## What the task asks
Can you restate the records below word for word?

[BEGIN Recorded data]

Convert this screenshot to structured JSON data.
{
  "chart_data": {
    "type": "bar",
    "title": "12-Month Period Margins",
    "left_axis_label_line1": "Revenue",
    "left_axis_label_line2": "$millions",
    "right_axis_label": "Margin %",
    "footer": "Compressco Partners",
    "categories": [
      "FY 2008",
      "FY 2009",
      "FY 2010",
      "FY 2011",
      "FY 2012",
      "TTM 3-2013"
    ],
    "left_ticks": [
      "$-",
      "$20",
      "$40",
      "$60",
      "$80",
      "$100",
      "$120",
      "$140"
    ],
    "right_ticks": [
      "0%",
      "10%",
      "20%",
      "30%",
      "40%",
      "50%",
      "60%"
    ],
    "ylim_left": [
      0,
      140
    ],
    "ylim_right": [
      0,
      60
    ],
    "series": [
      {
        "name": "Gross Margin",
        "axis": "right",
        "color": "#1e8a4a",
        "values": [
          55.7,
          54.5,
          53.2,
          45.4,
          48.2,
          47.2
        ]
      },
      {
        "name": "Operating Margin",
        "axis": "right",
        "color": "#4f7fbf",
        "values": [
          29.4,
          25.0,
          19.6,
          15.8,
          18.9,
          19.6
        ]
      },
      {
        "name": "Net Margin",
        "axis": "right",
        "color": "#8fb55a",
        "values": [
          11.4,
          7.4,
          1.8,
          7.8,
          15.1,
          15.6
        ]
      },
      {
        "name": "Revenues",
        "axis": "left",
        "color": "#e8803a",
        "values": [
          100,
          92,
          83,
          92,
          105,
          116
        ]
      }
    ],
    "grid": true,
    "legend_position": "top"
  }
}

[END Recorded data]

## Output of the task
Convert this screenshot to structured JSON data.
{
  "chart_data": {
    "type": "bar",
    "title": "12-Month Period Margins",
    "left_axis_label_line1": "Revenue",
    "left_axis_label_line2": "$millions",
    "right_axis_label": "Margin %",
    "footer": "Compressco Partners",
    "categories": [
      "FY 2008",
      "FY 2009",
      "FY 2010",
      "FY 2011",
      "FY 2012",
      "TTM 3-2013"
    ],
    "left_ticks": [
      "$-",
      "$20",
      "$40",
      "$60",
      "$80",
      "$100",
      "$120",
      "$140"
    ],
    "right_ticks": [
      "0%",
      "10%",
      "20%",
      "30%",
      "40%",
      "50%",
      "60%"
    ],
    "ylim_left": [
      0,
      140
    ],
    "ylim_right": [
      0,
      60
    ],
    "series": [
      {
        "name": "Gross Margin",
        "axis": "right",
        "color": "#1e8a4a",
        "values": [
          55.7,
          54.5,
          53.2,
          45.4,
          48.2,
          47.2
        ]
      },
      {
        "name": "Operating Margin",
        "axis": "right",
        "color": "#4f7fbf",
        "values": [
          29.4,
          25.0,
          19.6,
          15.8,
          18.9,
          19.6
        ]
      },
      {
        "name": "Net Margin",
        "axis": "right",
        "color": "#8fb55a",
        "values": [
          11.4,
          7.4,
          1.8,
          7.8,
          15.1,
          15.6
        ]
      },
      {
        "name": "Revenues",
        "axis": "left",
        "color": "#e8803a",
        "values": [
          100,
          92,
          83,
          92,
          105,
          116
        ]
      }
    ],
    "grid": true,
    "legend_position": "top"
  }
}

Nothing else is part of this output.